= Dataset records =
# # # # #

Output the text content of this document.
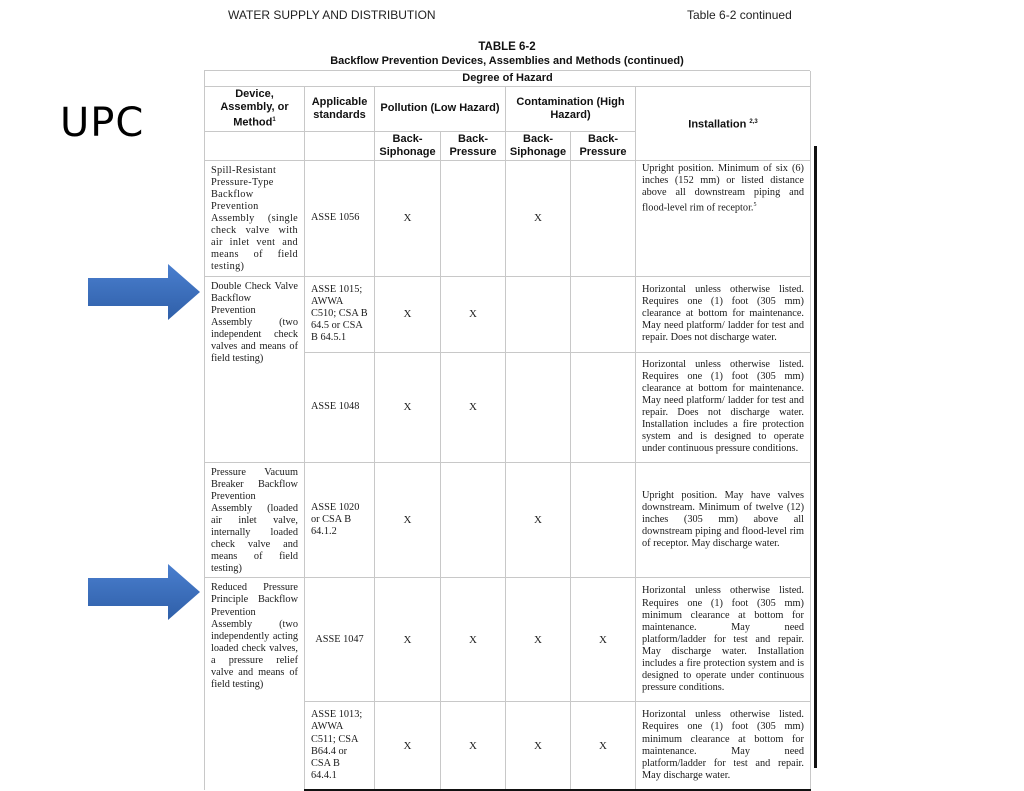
UPC
WATER SUPPLY AND DISTRIBUTION	Table 6-2 continued
TABLE 6-2
Backflow Prevention Devices, Assemblies and Methods (continued)
Degree of Hazard						
Device, Assembly, or Method$^1$	Applicable standards	Pollution (Low Hazard)		Contamination (High Hazard)		Installation $^{2,3}$
		Back-Siphonage	Back-Pressure	Back-Siphonage	Back-Pressure	
Spill-Resistant Pressure-Type Backflow Prevention Assembly (single check valve with air inlet vent and means of field testing)	ASSE 1056	X		X		Upright position. Minimum of six (6) inches (152 mm) or listed distance above all downstream piping and flood-level rim of receptor.$^5$
Double Check Valve Backflow Prevention Assembly (two independent check valves and means of field testing)	ASSE 1015; AWWA C510; CSA B 64.5 or CSA B 64.5.1	X	X			Horizontal unless otherwise listed. Requires one (1) foot (305 mm) clearance at bottom for maintenance. May need platform/ ladder for test and repair. Does not discharge water.
	ASSE 1048	X	X			Horizontal unless otherwise listed. Requires one (1) foot (305 mm) clearance at bottom for maintenance. May need platform/ ladder for test and repair. Does not discharge water. Installation includes a fire protection system and is designed to operate under continuous pressure conditions.
Pressure Vacuum Breaker Backflow Prevention Assembly (loaded air inlet valve, internally loaded check valve and means of field testing)	ASSE 1020 or CSA B 64.1.2	X		X		Upright position. May have valves downstream. Minimum of twelve (12) inches (305 mm) above all downstream piping and flood-level rim of receptor. May discharge water.
Reduced Pressure Principle Backflow Prevention Assembly (two independently acting loaded check valves, a pressure relief valve and means of field testing)	ASSE 1047	X	X	X	X	Horizontal unless otherwise listed. Requires one (1) foot (305 mm) minimum clearance at bottom for maintenance. May need platform/ladder for test and repair. May discharge water. Installation includes a fire protection system and is designed to operate under continuous pressure conditions.
	ASSE 1013; AWWA C511; CSA B64.4 or CSA B 64.4.1	X	X	X	X	Horizontal unless otherwise listed. Requires one (1) foot (305 mm) minimum clearance at bottom for maintenance. May need platform/ladder for test and repair. May discharge water.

# # # # #

= Objective =
Extract from the material all lines containing the string "continued".

= Output of the exercise =
WATER SUPPLY AND DISTRIBUTION	Table 6-2 continued
Backflow Prevention Devices, Assemblies and Methods (continued)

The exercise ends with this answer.